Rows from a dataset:
========

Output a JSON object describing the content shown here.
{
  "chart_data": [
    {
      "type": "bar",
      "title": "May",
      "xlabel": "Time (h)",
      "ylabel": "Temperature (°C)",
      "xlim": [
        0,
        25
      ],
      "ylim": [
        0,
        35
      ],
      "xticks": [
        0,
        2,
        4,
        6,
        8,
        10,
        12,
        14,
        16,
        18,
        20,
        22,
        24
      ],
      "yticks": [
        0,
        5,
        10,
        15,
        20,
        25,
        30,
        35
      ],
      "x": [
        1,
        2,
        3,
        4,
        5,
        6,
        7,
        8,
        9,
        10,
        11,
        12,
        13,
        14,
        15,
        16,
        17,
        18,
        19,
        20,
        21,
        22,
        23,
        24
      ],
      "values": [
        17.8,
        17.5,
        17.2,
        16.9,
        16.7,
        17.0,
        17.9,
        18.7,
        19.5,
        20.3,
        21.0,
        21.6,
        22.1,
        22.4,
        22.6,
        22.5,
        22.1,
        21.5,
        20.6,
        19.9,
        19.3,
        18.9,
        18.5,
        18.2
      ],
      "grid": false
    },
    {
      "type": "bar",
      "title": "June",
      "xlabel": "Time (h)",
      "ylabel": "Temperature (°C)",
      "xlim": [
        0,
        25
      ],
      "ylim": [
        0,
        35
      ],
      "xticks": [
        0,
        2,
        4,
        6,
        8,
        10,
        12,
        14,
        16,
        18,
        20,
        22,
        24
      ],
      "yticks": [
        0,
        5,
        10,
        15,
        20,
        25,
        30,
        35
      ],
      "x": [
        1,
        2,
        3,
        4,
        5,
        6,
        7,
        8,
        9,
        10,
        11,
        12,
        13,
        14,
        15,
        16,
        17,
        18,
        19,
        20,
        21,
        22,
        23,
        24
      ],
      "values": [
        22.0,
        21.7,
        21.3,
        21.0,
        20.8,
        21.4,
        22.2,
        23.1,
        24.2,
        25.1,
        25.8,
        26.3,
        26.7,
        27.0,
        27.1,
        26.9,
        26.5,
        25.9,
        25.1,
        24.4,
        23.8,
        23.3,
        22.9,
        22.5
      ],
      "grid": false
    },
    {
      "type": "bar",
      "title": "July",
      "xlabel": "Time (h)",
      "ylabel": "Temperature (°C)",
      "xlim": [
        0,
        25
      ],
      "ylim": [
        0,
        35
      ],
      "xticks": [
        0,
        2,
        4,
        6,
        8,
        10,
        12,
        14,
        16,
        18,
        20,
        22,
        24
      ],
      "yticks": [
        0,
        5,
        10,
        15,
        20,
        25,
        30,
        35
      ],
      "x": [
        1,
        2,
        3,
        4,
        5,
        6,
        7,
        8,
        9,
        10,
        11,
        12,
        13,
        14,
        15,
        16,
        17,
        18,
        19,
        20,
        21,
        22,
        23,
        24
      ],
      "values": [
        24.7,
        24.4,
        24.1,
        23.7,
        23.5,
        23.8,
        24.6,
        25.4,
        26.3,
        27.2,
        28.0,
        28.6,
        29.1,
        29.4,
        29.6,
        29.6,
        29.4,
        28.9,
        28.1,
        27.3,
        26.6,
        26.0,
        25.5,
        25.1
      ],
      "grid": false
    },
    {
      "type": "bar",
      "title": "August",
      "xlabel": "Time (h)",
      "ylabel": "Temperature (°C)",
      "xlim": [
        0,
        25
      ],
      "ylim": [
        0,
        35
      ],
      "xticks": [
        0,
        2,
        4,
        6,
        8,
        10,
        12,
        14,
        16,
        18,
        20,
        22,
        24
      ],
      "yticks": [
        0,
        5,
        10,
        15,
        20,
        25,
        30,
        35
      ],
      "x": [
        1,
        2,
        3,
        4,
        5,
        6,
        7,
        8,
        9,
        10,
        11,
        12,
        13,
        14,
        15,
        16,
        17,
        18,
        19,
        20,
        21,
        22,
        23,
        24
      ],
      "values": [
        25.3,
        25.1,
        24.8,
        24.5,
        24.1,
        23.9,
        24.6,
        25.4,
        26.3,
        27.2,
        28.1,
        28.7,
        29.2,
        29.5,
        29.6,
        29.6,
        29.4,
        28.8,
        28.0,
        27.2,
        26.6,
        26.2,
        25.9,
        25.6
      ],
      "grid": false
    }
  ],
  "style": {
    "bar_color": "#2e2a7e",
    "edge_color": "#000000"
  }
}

========

Give the number of lines that hold the word "title" in these records, with nothing added.

Result for this exercise: 4